» **What this task involves**:
Write the material out again, line by line, exactly as it is.

** begin Input rows **

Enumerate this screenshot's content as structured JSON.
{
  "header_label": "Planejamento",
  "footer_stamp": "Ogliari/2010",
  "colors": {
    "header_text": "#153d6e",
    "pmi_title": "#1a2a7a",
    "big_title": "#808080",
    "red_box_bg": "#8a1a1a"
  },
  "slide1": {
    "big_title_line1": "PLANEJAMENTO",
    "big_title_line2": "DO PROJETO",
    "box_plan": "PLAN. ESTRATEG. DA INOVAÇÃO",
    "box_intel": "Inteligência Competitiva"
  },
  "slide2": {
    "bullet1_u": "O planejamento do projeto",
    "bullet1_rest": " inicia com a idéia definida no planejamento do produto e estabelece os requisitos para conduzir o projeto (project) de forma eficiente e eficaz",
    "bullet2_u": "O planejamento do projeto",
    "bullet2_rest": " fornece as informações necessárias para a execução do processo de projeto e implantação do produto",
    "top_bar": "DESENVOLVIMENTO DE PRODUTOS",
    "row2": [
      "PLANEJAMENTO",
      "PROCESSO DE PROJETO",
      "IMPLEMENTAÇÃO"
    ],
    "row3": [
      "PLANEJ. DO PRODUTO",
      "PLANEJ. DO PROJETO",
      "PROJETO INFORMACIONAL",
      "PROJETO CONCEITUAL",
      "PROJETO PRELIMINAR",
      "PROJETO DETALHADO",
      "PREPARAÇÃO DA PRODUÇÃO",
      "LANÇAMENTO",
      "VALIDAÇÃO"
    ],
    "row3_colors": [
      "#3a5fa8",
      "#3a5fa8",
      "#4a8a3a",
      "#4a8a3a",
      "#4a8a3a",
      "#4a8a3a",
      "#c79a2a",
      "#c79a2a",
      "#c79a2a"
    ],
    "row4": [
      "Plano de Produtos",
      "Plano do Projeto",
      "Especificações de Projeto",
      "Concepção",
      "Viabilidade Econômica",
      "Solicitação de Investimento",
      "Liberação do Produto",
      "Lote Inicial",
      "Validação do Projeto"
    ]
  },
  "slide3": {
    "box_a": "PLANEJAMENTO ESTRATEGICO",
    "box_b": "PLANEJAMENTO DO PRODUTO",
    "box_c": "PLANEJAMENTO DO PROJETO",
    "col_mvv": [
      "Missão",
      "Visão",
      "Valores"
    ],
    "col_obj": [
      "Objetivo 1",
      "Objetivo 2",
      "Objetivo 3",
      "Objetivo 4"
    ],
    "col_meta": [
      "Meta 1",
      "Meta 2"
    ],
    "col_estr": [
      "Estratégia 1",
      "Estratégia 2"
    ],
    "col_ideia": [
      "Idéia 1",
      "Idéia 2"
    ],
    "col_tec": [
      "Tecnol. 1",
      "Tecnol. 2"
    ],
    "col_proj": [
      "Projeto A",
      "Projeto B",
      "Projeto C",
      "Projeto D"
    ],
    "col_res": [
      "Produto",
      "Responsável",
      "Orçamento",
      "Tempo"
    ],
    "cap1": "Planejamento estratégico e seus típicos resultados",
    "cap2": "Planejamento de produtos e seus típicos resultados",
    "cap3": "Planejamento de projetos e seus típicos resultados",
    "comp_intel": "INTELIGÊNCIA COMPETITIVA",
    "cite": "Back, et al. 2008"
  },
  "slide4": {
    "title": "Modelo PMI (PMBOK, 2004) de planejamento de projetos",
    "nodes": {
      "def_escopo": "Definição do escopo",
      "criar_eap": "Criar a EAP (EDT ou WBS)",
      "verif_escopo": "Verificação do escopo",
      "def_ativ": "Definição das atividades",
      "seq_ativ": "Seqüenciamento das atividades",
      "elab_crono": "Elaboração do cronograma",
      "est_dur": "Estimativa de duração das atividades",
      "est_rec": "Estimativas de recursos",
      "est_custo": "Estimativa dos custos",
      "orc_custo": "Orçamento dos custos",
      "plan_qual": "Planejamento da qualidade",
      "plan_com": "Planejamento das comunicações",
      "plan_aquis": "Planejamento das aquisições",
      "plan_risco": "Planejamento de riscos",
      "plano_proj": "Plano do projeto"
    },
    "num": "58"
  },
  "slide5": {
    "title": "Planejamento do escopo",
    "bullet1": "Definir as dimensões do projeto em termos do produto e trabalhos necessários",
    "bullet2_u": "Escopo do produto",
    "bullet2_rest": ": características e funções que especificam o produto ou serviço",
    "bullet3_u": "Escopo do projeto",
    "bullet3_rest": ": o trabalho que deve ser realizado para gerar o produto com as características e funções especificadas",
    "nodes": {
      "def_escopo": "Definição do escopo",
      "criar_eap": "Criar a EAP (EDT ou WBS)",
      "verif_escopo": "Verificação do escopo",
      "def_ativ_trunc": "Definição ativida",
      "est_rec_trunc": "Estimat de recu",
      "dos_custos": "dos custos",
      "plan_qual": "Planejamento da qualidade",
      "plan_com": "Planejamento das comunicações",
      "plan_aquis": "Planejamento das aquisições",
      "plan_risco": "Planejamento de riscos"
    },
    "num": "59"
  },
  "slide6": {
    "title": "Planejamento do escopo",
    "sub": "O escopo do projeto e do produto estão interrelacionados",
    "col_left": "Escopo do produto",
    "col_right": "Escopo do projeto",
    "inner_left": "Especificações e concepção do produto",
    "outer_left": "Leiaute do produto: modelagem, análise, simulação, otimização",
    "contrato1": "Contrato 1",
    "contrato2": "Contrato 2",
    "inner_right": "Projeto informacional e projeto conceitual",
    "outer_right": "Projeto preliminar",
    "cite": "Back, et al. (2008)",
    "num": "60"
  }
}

** end Input rows **

» **Worked solution**:
Enumerate this screenshot's content as structured JSON.
{
  "header_label": "Planejamento",
  "footer_stamp": "Ogliari/2010",
  "colors": {
    "header_text": "#153d6e",
    "pmi_title": "#1a2a7a",
    "big_title": "#808080",
    "red_box_bg": "#8a1a1a"
  },
  "slide1": {
    "big_title_line1": "PLANEJAMENTO",
    "big_title_line2": "DO PROJETO",
    "box_plan": "PLAN. ESTRATEG. DA INOVAÇÃO",
    "box_intel": "Inteligência Competitiva"
  },
  "slide2": {
    "bullet1_u": "O planejamento do projeto",
    "bullet1_rest": " inicia com a idéia definida no planejamento do produto e estabelece os requisitos para conduzir o projeto (project) de forma eficiente e eficaz",
    "bullet2_u": "O planejamento do projeto",
    "bullet2_rest": " fornece as informações necessárias para a execução do processo de projeto e implantação do produto",
    "top_bar": "DESENVOLVIMENTO DE PRODUTOS",
    "row2": [
      "PLANEJAMENTO",
      "PROCESSO DE PROJETO",
      "IMPLEMENTAÇÃO"
    ],
    "row3": [
      "PLANEJ. DO PRODUTO",
      "PLANEJ. DO PROJETO",
      "PROJETO INFORMACIONAL",
      "PROJETO CONCEITUAL",
      "PROJETO PRELIMINAR",
      "PROJETO DETALHADO",
      "PREPARAÇÃO DA PRODUÇÃO",
      "LANÇAMENTO",
      "VALIDAÇÃO"
    ],
    "row3_colors": [
      "#3a5fa8",
      "#3a5fa8",
      "#4a8a3a",
      "#4a8a3a",
      "#4a8a3a",
      "#4a8a3a",
      "#c79a2a",
      "#c79a2a",
      "#c79a2a"
    ],
    "row4": [
      "Plano de Produtos",
      "Plano do Projeto",
      "Especificações de Projeto",
      "Concepção",
      "Viabilidade Econômica",
      "Solicitação de Investimento",
      "Liberação do Produto",
      "Lote Inicial",
      "Validação do Projeto"
    ]
  },
  "slide3": {
    "box_a": "PLANEJAMENTO ESTRATEGICO",
    "box_b": "PLANEJAMENTO DO PRODUTO",
    "box_c": "PLANEJAMENTO DO PROJETO",
    "col_mvv": [
      "Missão",
      "Visão",
      "Valores"
    ],
    "col_obj": [
      "Objetivo 1",
      "Objetivo 2",
      "Objetivo 3",
      "Objetivo 4"
    ],
    "col_meta": [
      "Meta 1",
      "Meta 2"
    ],
    "col_estr": [
      "Estratégia 1",
      "Estratégia 2"
    ],
    "col_ideia": [
      "Idéia 1",
      "Idéia 2"
    ],
    "col_tec": [
      "Tecnol. 1",
      "Tecnol. 2"
    ],
    "col_proj": [
      "Projeto A",
      "Projeto B",
      "Projeto C",
      "Projeto D"
    ],
    "col_res": [
      "Produto",
      "Responsável",
      "Orçamento",
      "Tempo"
    ],
    "cap1": "Planejamento estratégico e seus típicos resultados",
    "cap2": "Planejamento de produtos e seus típicos resultados",
    "cap3": "Planejamento de projetos e seus típicos resultados",
    "comp_intel": "INTELIGÊNCIA COMPETITIVA",
    "cite": "Back, et al. 2008"
  },
  "slide4": {
    "title": "Modelo PMI (PMBOK, 2004) de planejamento de projetos",
    "nodes": {
      "def_escopo": "Definição do escopo",
      "criar_eap": "Criar a EAP (EDT ou WBS)",
      "verif_escopo": "Verificação do escopo",
      "def_ativ": "Definição das atividades",
      "seq_ativ": "Seqüenciamento das atividades",
      "elab_crono": "Elaboração do cronograma",
      "est_dur": "Estimativa de duração das atividades",
      "est_rec": "Estimativas de recursos",
      "est_custo": "Estimativa dos custos",
      "orc_custo": "Orçamento dos custos",
      "plan_qual": "Planejamento da qualidade",
      "plan_com": "Planejamento das comunicações",
      "plan_aquis": "Planejamento das aquisições",
      "plan_risco": "Planejamento de riscos",
      "plano_proj": "Plano do projeto"
    },
    "num": "58"
  },
  "slide5": {
    "title": "Planejamento do escopo",
    "bullet1": "Definir as dimensões do projeto em termos do produto e trabalhos necessários",
    "bullet2_u": "Escopo do produto",
    "bullet2_rest": ": características e funções que especificam o produto ou serviço",
    "bullet3_u": "Escopo do projeto",
    "bullet3_rest": ": o trabalho que deve ser realizado para gerar o produto com as características e funções especificadas",
    "nodes": {
      "def_escopo": "Definição do escopo",
      "criar_eap": "Criar a EAP (EDT ou WBS)",
      "verif_escopo": "Verificação do escopo",
      "def_ativ_trunc": "Definição ativida",
      "est_rec_trunc": "Estimat de recu",
      "dos_custos": "dos custos",
      "plan_qual": "Planejamento da qualidade",
      "plan_com": "Planejamento das comunicações",
      "plan_aquis": "Planejamento das aquisições",
      "plan_risco": "Planejamento de riscos"
    },
    "num": "59"
  },
  "slide6": {
    "title": "Planejamento do escopo",
    "sub": "O escopo do projeto e do produto estão interrelacionados",
    "col_left": "Escopo do produto",
    "col_right": "Escopo do projeto",
    "inner_left": "Especificações e concepção do produto",
    "outer_left": "Leiaute do produto: modelagem, análise, simulação, otimização",
    "contrato1": "Contrato 1",
    "contrato2": "Contrato 2",
    "inner_right": "Projeto informacional e projeto conceitual",
    "outer_right": "Projeto preliminar",
    "cite": "Back, et al. (2008)",
    "num": "60"
  }
}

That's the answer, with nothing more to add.